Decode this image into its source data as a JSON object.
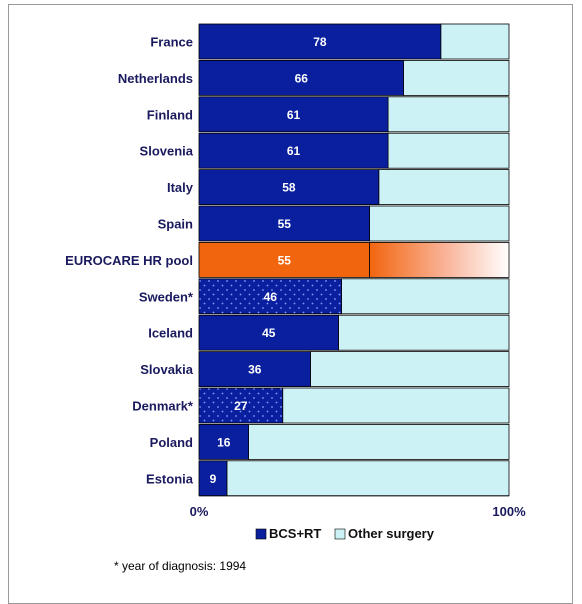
{
  "chart_data": {
    "type": "bar",
    "orientation": "horizontal",
    "stacked": true,
    "normalized": "percent",
    "categories": [
      "France",
      "Netherlands",
      "Finland",
      "Slovenia",
      "Italy",
      "Spain",
      "EUROCARE HR pool",
      "Sweden*",
      "Iceland",
      "Slovakia",
      "Denmark*",
      "Poland",
      "Estonia"
    ],
    "series": [
      {
        "name": "BCS+RT",
        "values": [
          78,
          66,
          61,
          61,
          58,
          55,
          55,
          46,
          45,
          36,
          27,
          16,
          9
        ],
        "color": "#0a1f9e"
      },
      {
        "name": "Other surgery",
        "values": [
          22,
          34,
          39,
          39,
          42,
          45,
          45,
          54,
          55,
          64,
          73,
          84,
          91
        ],
        "color": "#cdf2f6"
      }
    ],
    "highlight": {
      "category": "EUROCARE HR pool",
      "color": "#f2650f"
    },
    "dotted_categories": [
      "Sweden*",
      "Denmark*"
    ],
    "x_ticks": [
      "0%",
      "100%"
    ],
    "xlim": [
      0,
      100
    ],
    "legend_position": "bottom-right",
    "footnote": "* year of diagnosis: 1994"
  }
}
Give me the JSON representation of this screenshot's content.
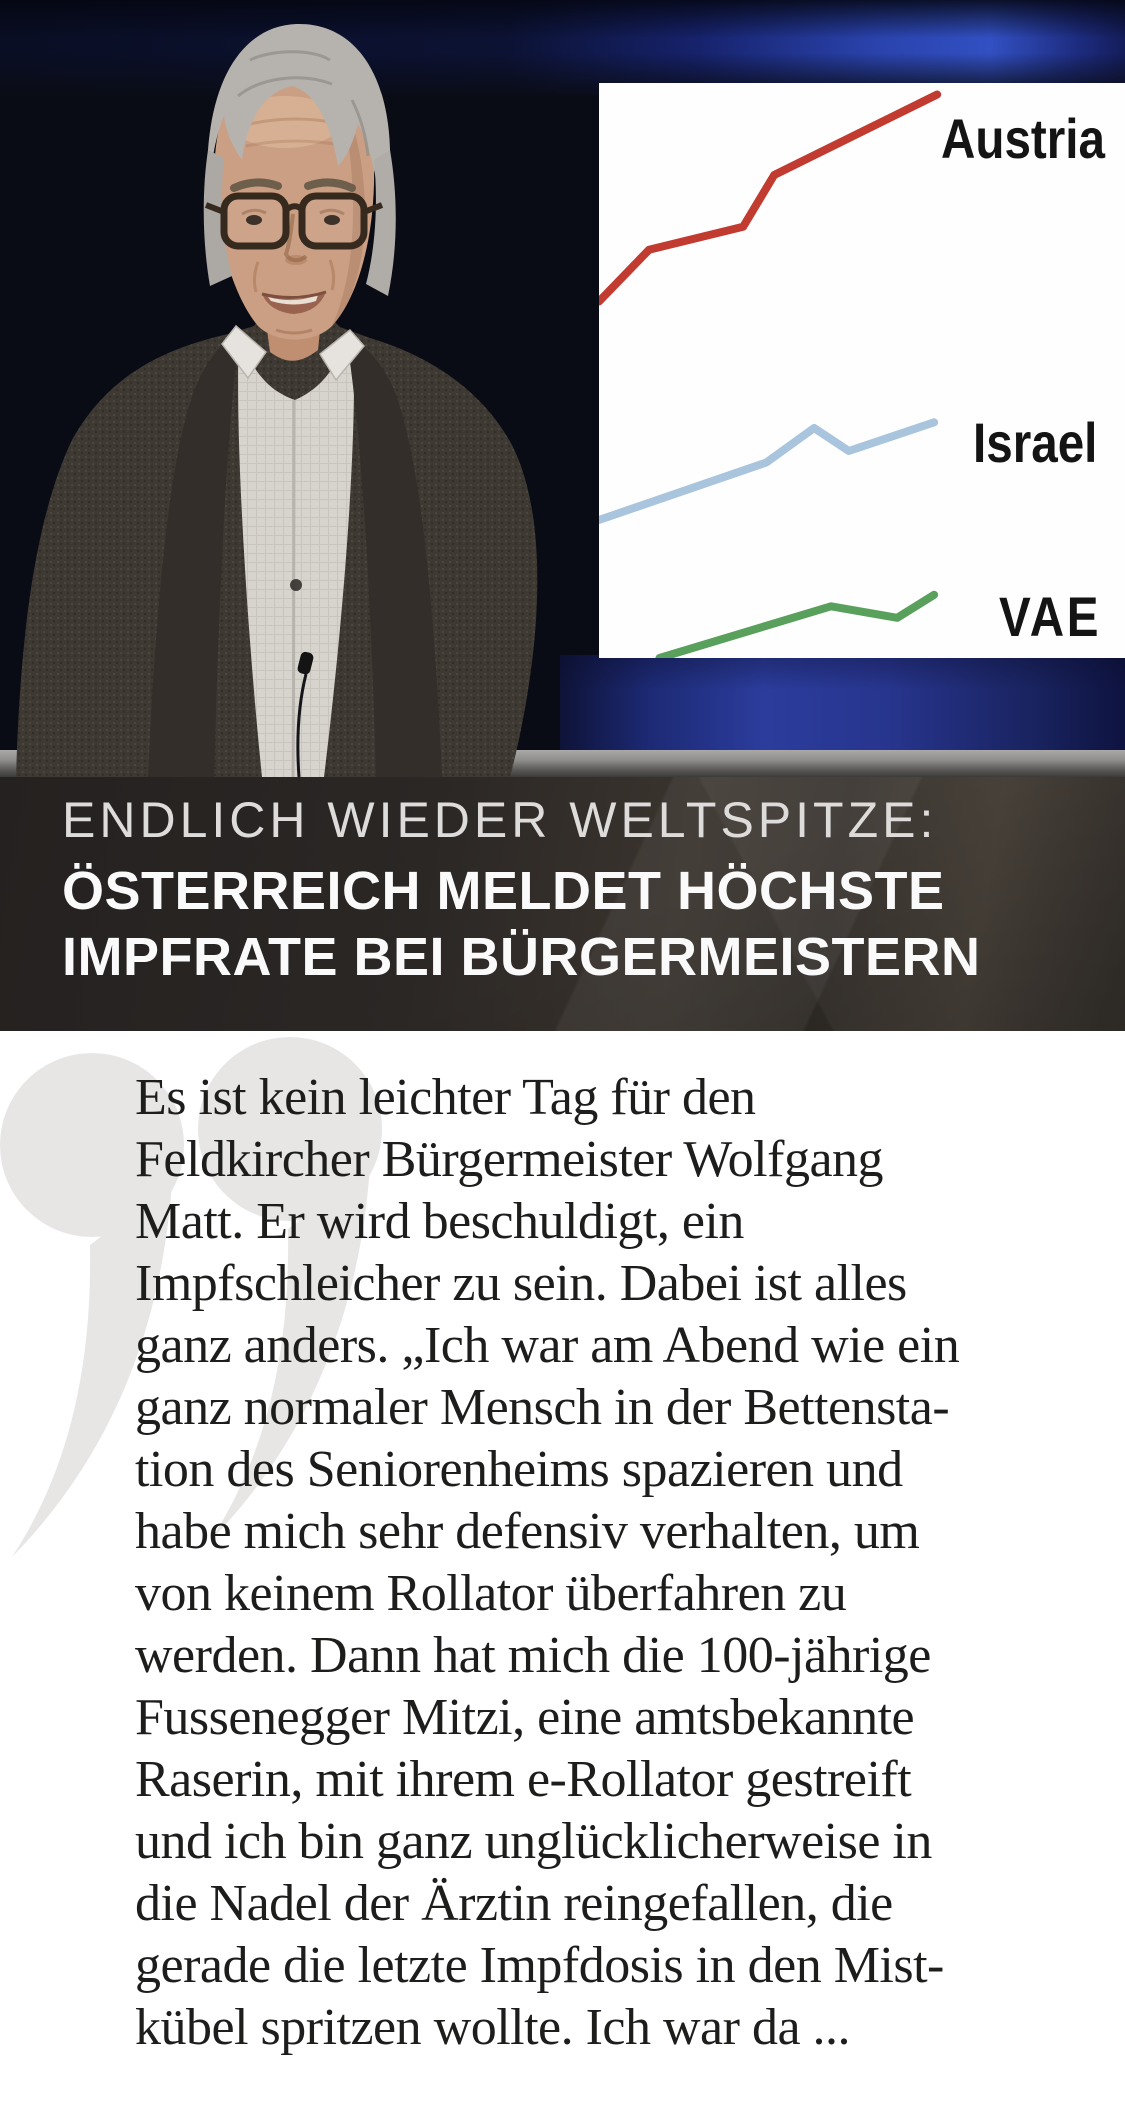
{
  "headline": {
    "kicker": "ENDLICH WIEDER WELTSPITZE:",
    "line1": "ÖSTERREICH MELDET HÖCHSTE",
    "line2": "IMPFRATE BEI BÜRGERMEISTERN"
  },
  "quote": {
    "mark": "”",
    "lines": [
      "Es ist kein leichter Tag für den",
      "Feldkircher Bürgermeister Wolfgang",
      "Matt. Er wird beschuldigt, ein",
      "Impfschleicher zu sein. Dabei ist alles",
      "ganz anders. „Ich war am Abend wie ein",
      "ganz normaler Mensch in der Bettensta-",
      "tion des Seniorenheims spazieren und",
      "habe mich sehr defensiv verhalten, um",
      "von keinem Rollator überfahren zu",
      "werden. Dann hat mich die 100-jährige",
      "Fussenegger Mitzi, eine amtsbekannte",
      "Raserin, mit ihrem e-Rollator gestreift",
      "und ich bin ganz unglücklicherweise in",
      "die Nadel der Ärztin reingefallen, die",
      "gerade die letzte Impfdosis in den Mist-",
      "kübel spritzen wollte. Ich war da ..."
    ]
  },
  "chart_data": {
    "type": "line",
    "title": "",
    "xlabel": "",
    "ylabel": "",
    "grid": false,
    "axes_visible": false,
    "legend_position": "labels-right-of-line-ends",
    "background": "#fefefe",
    "ylim": [
      0,
      100
    ],
    "note": "no axis ticks shown in image; values estimated from line heights (0 = panel bottom, 100 = panel top), x as fraction of panel width",
    "series": [
      {
        "name": "Austria",
        "color": "#c23b30",
        "x_frac": [
          0,
          0.095,
          0.274,
          0.333,
          0.643
        ],
        "values": [
          62,
          71,
          75,
          84,
          98
        ]
      },
      {
        "name": "Israel",
        "color": "#a9c4dd",
        "x_frac": [
          0,
          0.318,
          0.409,
          0.475,
          0.637
        ],
        "values": [
          24,
          34,
          40,
          36,
          41
        ]
      },
      {
        "name": "VAE",
        "color": "#58a05c",
        "x_frac": [
          0.115,
          0.441,
          0.567,
          0.637
        ],
        "values": [
          0,
          9,
          7,
          11
        ]
      }
    ]
  },
  "colors": {
    "banner_background": "#2e2925",
    "headline_text": "#fbfafa",
    "kicker_text": "#dedcda",
    "quote_text": "#1d1d1b",
    "quote_mark": "#e8e6e5",
    "studio_blue": "#2b3c9c"
  }
}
* * *
> [Goal]: Copy the listing exactly. Any image in it stays out of the copy.

> [The reply]:
Decode this image into its source data as a JSON object.
{
  "chart_data": {
    "type": "bar",
    "orientation": "horizontal",
    "stacked": true,
    "normalized": "percent",
    "categories": [
      "France",
      "Netherlands",
      "Finland",
      "Slovenia",
      "Italy",
      "Spain",
      "EUROCARE HR pool",
      "Sweden*",
      "Iceland",
      "Slovakia",
      "Denmark*",
      "Poland",
      "Estonia"
    ],
    "series": [
      {
        "name": "BCS+RT",
        "values": [
          78,
          66,
          61,
          61,
          58,
          55,
          55,
          46,
          45,
          36,
          27,
          16,
          9
        ],
        "color": "#0a1f9e"
      },
      {
        "name": "Other surgery",
        "values": [
          22,
          34,
          39,
          39,
          42,
          45,
          45,
          54,
          55,
          64,
          73,
          84,
          91
        ],
        "color": "#cdf2f6"
      }
    ],
    "highlight": {
      "category": "EUROCARE HR pool",
      "color": "#f2650f"
    },
    "dotted_categories": [
      "Sweden*",
      "Denmark*"
    ],
    "x_ticks": [
      "0%",
      "100%"
    ],
    "xlim": [
      0,
      100
    ],
    "legend_position": "bottom-right",
    "footnote": "* year of diagnosis: 1994"
  }
}
Give me the JSON representation of this screenshot's content.
{
  "headline": {
    "kicker": "ENDLICH WIEDER WELTSPITZE:",
    "line1": "ÖSTERREICH MELDET HÖCHSTE",
    "line2": "IMPFRATE BEI BÜRGERMEISTERN"
  },
  "quote": {
    "mark": "”",
    "lines": [
      "Es ist kein leichter Tag für den",
      "Feldkircher Bürgermeister Wolfgang",
      "Matt. Er wird beschuldigt, ein",
      "Impfschleicher zu sein. Dabei ist alles",
      "ganz anders. „Ich war am Abend wie ein",
      "ganz normaler Mensch in der Bettensta-",
      "tion des Seniorenheims spazieren und",
      "habe mich sehr defensiv verhalten, um",
      "von keinem Rollator überfahren zu",
      "werden. Dann hat mich die 100-jährige",
      "Fussenegger Mitzi, eine amtsbekannte",
      "Raserin, mit ihrem e-Rollator gestreift",
      "und ich bin ganz unglücklicherweise in",
      "die Nadel der Ärztin reingefallen, die",
      "gerade die letzte Impfdosis in den Mist-",
      "kübel spritzen wollte. Ich war da ..."
    ]
  },
  "chart_data": {
    "type": "line",
    "title": "",
    "xlabel": "",
    "ylabel": "",
    "grid": false,
    "axes_visible": false,
    "legend_position": "labels-right-of-line-ends",
    "background": "#fefefe",
    "ylim": [
      0,
      100
    ],
    "note": "no axis ticks shown in image; values estimated from line heights (0 = panel bottom, 100 = panel top), x as fraction of panel width",
    "series": [
      {
        "name": "Austria",
        "color": "#c23b30",
        "x_frac": [
          0,
          0.095,
          0.274,
          0.333,
          0.643
        ],
        "values": [
          62,
          71,
          75,
          84,
          98
        ]
      },
      {
        "name": "Israel",
        "color": "#a9c4dd",
        "x_frac": [
          0,
          0.318,
          0.409,
          0.475,
          0.637
        ],
        "values": [
          24,
          34,
          40,
          36,
          41
        ]
      },
      {
        "name": "VAE",
        "color": "#58a05c",
        "x_frac": [
          0.115,
          0.441,
          0.567,
          0.637
        ],
        "values": [
          0,
          9,
          7,
          11
        ]
      }
    ]
  },
  "colors": {
    "banner_background": "#2e2925",
    "headline_text": "#fbfafa",
    "kicker_text": "#dedcda",
    "quote_text": "#1d1d1b",
    "quote_mark": "#e8e6e5",
    "studio_blue": "#2b3c9c"
  }
}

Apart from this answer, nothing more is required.